▸ Stated problem: Copy every entry exactly as given, minus the images.

▸ Data lines:

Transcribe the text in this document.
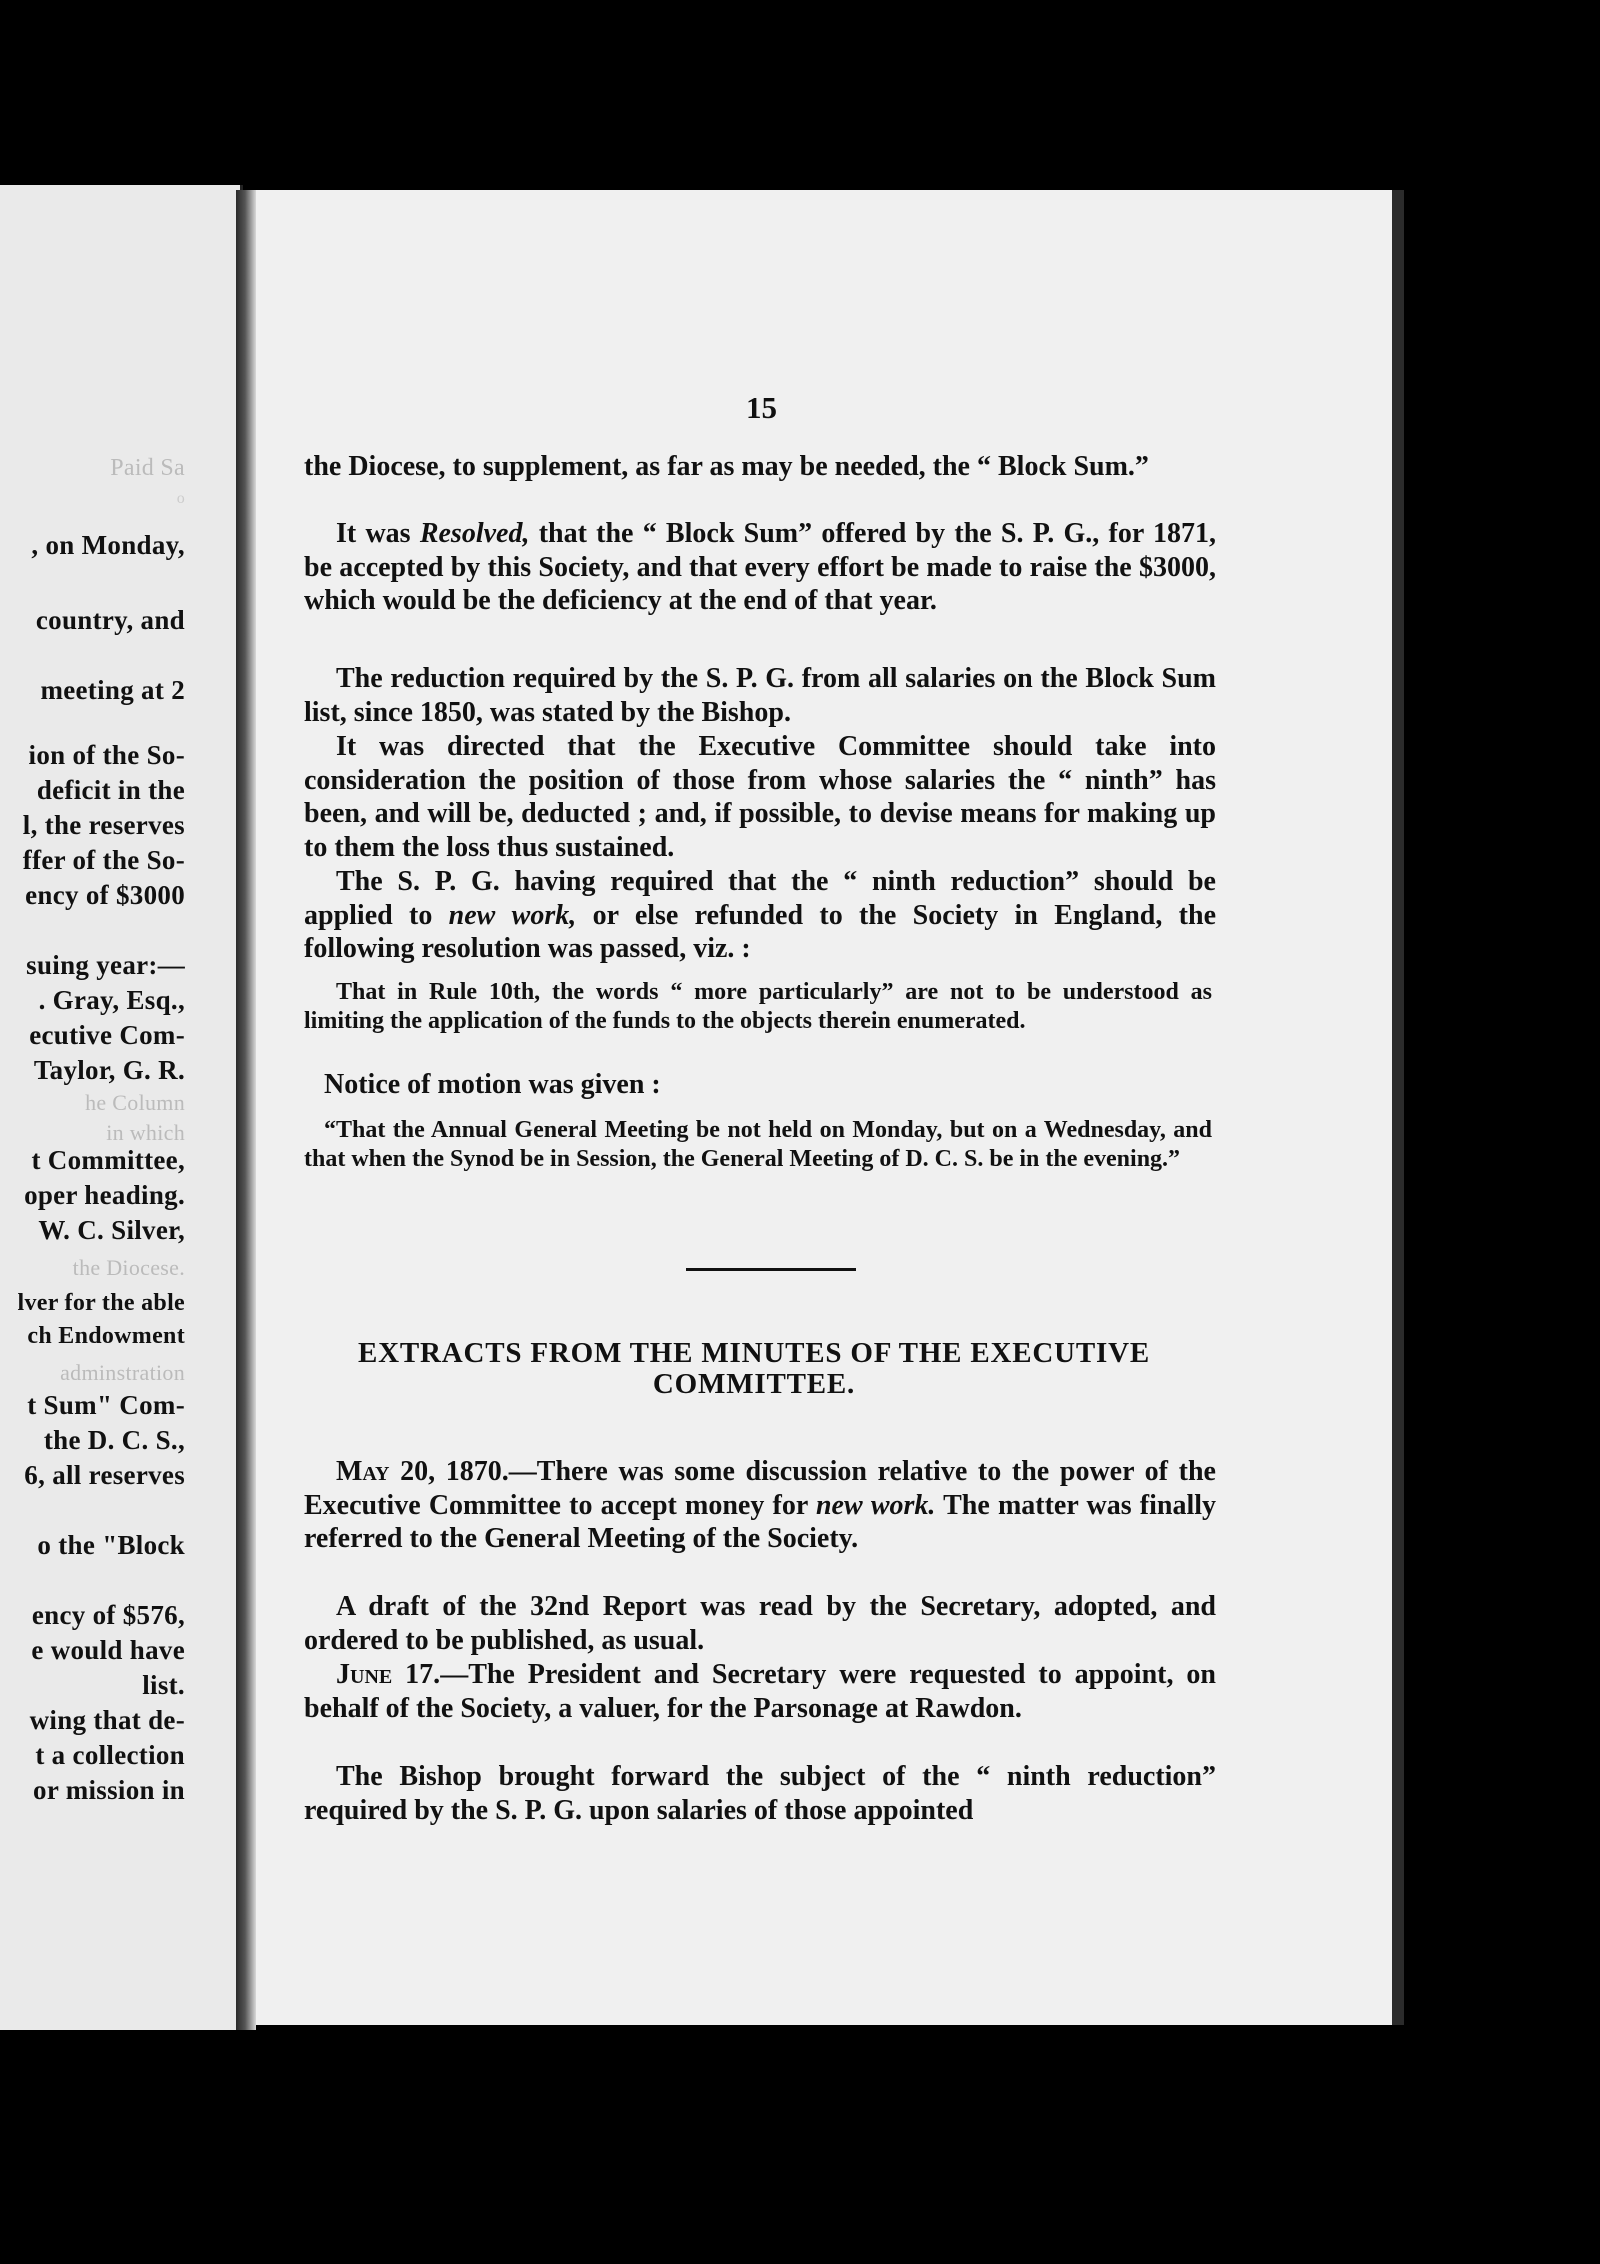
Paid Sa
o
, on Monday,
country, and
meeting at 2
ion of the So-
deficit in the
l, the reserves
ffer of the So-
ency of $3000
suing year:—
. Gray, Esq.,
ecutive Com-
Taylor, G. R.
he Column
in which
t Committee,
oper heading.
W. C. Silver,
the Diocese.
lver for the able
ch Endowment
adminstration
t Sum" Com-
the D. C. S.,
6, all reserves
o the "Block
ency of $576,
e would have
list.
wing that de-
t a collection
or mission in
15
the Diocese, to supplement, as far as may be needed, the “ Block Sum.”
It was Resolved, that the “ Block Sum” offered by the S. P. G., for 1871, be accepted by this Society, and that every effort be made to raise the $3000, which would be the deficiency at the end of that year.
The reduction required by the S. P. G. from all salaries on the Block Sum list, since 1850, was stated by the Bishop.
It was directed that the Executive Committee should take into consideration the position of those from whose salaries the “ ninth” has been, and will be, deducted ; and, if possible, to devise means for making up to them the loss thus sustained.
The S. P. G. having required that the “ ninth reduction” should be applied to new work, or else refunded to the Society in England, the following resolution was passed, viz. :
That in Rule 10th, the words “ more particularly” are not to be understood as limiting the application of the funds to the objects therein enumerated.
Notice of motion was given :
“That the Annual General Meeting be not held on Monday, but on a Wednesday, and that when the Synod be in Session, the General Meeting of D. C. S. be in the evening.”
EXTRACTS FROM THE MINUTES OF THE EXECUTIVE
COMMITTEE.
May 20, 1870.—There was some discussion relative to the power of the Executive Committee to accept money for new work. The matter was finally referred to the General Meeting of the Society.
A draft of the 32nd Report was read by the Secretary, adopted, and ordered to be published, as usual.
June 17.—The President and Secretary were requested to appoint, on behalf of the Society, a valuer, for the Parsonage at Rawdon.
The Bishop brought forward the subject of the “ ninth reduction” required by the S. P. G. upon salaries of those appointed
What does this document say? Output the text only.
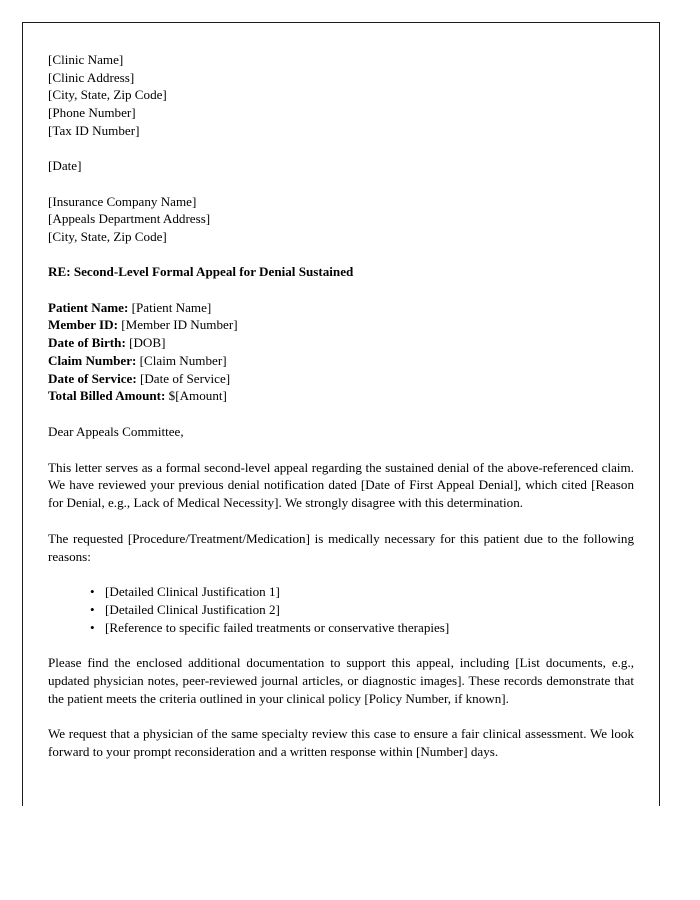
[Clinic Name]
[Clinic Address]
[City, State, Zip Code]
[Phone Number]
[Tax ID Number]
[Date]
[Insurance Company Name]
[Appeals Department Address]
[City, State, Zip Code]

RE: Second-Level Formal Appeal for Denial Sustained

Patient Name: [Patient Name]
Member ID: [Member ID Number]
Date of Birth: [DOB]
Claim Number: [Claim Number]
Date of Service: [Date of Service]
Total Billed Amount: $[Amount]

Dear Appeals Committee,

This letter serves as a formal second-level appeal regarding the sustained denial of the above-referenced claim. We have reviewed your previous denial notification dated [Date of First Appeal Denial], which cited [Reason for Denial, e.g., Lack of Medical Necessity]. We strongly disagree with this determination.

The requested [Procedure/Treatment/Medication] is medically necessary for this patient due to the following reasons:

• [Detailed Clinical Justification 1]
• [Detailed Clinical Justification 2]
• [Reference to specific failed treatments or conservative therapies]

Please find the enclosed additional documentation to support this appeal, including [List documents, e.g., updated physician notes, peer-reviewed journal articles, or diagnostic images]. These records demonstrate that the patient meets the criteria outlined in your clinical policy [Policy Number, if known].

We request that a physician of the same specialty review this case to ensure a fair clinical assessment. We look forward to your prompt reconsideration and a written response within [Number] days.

▸ Response:
Transcribe the text in this document.
Paid Sa
o
, on Monday,
country, and
meeting at 2
ion of the So-
deficit in the
l, the reserves
ffer of the So-
ency of $3000
suing year:—
. Gray, Esq.,
ecutive Com-
Taylor, G. R.
he Column
in which
t Committee,
oper heading.
W. C. Silver,
the Diocese.
lver for the able
ch Endowment
adminstration
t Sum" Com-
the D. C. S.,
6, all reserves
o the "Block
ency of $576,
e would have
list.
wing that de-
t a collection
or mission in
15
the Diocese, to supplement, as far as may be needed, the “ Block Sum.”
It was Resolved, that the “ Block Sum” offered by the S. P. G., for 1871, be accepted by this Society, and that every effort be made to raise the $3000, which would be the deficiency at the end of that year.
The reduction required by the S. P. G. from all salaries on the Block Sum list, since 1850, was stated by the Bishop.
It was directed that the Executive Committee should take into consideration the position of those from whose salaries the “ ninth” has been, and will be, deducted ; and, if possible, to devise means for making up to them the loss thus sustained.
The S. P. G. having required that the “ ninth reduction” should be applied to new work, or else refunded to the Society in England, the following resolution was passed, viz. :
That in Rule 10th, the words “ more particularly” are not to be understood as limiting the application of the funds to the objects therein enumerated.
Notice of motion was given :
“That the Annual General Meeting be not held on Monday, but on a Wednesday, and that when the Synod be in Session, the General Meeting of D. C. S. be in the evening.”
EXTRACTS FROM THE MINUTES OF THE EXECUTIVE
COMMITTEE.
May 20, 1870.—There was some discussion relative to the power of the Executive Committee to accept money for new work. The matter was finally referred to the General Meeting of the Society.
A draft of the 32nd Report was read by the Secretary, adopted, and ordered to be published, as usual.
June 17.—The President and Secretary were requested to appoint, on behalf of the Society, a valuer, for the Parsonage at Rawdon.
The Bishop brought forward the subject of the “ ninth reduction” required by the S. P. G. upon salaries of those appointed
What does this document say? Output the text only.
[Clinic Name]
[Clinic Address]
[City, State, Zip Code]
[Phone Number]
[Tax ID Number]
[Date]
[Insurance Company Name]
[Appeals Department Address]
[City, State, Zip Code]

RE: Second-Level Formal Appeal for Denial Sustained

Patient Name: [Patient Name]
Member ID: [Member ID Number]
Date of Birth: [DOB]
Claim Number: [Claim Number]
Date of Service: [Date of Service]
Total Billed Amount: $[Amount]

Dear Appeals Committee,

This letter serves as a formal second-level appeal regarding the sustained denial of the above-referenced claim. We have reviewed your previous denial notification dated [Date of First Appeal Denial], which cited [Reason for Denial, e.g., Lack of Medical Necessity]. We strongly disagree with this determination.

The requested [Procedure/Treatment/Medication] is medically necessary for this patient due to the following reasons:

• [Detailed Clinical Justification 1]
• [Detailed Clinical Justification 2]
• [Reference to specific failed treatments or conservative therapies]

Please find the enclosed additional documentation to support this appeal, including [List documents, e.g., updated physician notes, peer-reviewed journal articles, or diagnostic images]. These records demonstrate that the patient meets the criteria outlined in your clinical policy [Policy Number, if known].

We request that a physician of the same specialty review this case to ensure a fair clinical assessment. We look forward to your prompt reconsideration and a written response within [Number] days.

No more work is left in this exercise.